## TASK INSTRUCTIONS
Send back all the data below, exactly as given.

>> start

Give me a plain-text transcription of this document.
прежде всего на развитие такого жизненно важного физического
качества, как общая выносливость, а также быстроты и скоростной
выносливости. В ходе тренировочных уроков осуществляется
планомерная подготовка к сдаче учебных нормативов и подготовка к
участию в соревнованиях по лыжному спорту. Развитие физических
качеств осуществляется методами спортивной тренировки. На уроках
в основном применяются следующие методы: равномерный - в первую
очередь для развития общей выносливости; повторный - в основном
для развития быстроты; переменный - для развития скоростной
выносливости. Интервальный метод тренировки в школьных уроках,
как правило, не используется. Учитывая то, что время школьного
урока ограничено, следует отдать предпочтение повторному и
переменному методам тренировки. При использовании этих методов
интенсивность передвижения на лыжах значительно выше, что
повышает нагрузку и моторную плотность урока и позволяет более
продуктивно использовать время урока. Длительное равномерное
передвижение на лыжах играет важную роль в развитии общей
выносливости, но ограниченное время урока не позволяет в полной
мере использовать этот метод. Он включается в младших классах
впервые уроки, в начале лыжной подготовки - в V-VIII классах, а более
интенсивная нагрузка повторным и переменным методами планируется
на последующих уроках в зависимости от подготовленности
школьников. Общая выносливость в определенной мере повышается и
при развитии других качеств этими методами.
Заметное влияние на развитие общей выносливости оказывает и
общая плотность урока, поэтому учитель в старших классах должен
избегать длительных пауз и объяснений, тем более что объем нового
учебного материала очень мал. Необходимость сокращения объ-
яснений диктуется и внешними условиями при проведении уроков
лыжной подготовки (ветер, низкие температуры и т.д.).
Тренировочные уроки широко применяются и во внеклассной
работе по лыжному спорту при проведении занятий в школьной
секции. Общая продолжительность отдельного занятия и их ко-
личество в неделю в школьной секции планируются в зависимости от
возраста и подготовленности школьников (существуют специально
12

>> end

## RESPONSE
Give me a plain-text transcription of this document.
прежде всего на развитие такого жизненно важного физического
качества, как общая выносливость, а также быстроты и скоростной
выносливости. В ходе тренировочных уроков осуществляется
планомерная подготовка к сдаче учебных нормативов и подготовка к
участию в соревнованиях по лыжному спорту. Развитие физических
качеств осуществляется методами спортивной тренировки. На уроках
в основном применяются следующие методы: равномерный - в первую
очередь для развития общей выносливости; повторный - в основном
для развития быстроты; переменный - для развития скоростной
выносливости. Интервальный метод тренировки в школьных уроках,
как правило, не используется. Учитывая то, что время школьного
урока ограничено, следует отдать предпочтение повторному и
переменному методам тренировки. При использовании этих методов
интенсивность передвижения на лыжах значительно выше, что
повышает нагрузку и моторную плотность урока и позволяет более
продуктивно использовать время урока. Длительное равномерное
передвижение на лыжах играет важную роль в развитии общей
выносливости, но ограниченное время урока не позволяет в полной
мере использовать этот метод. Он включается в младших классах
впервые уроки, в начале лыжной подготовки - в V-VIII классах, а более
интенсивная нагрузка повторным и переменным методами планируется
на последующих уроках в зависимости от подготовленности
школьников. Общая выносливость в определенной мере повышается и
при развитии других качеств этими методами.
Заметное влияние на развитие общей выносливости оказывает и
общая плотность урока, поэтому учитель в старших классах должен
избегать длительных пауз и объяснений, тем более что объем нового
учебного материала очень мал. Необходимость сокращения объ-
яснений диктуется и внешними условиями при проведении уроков
лыжной подготовки (ветер, низкие температуры и т.д.).
Тренировочные уроки широко применяются и во внеклассной
работе по лыжному спорту при проведении занятий в школьной
секции. Общая продолжительность отдельного занятия и их ко-
личество в неделю в школьной секции планируются в зависимости от
возраста и подготовленности школьников (существуют специально
12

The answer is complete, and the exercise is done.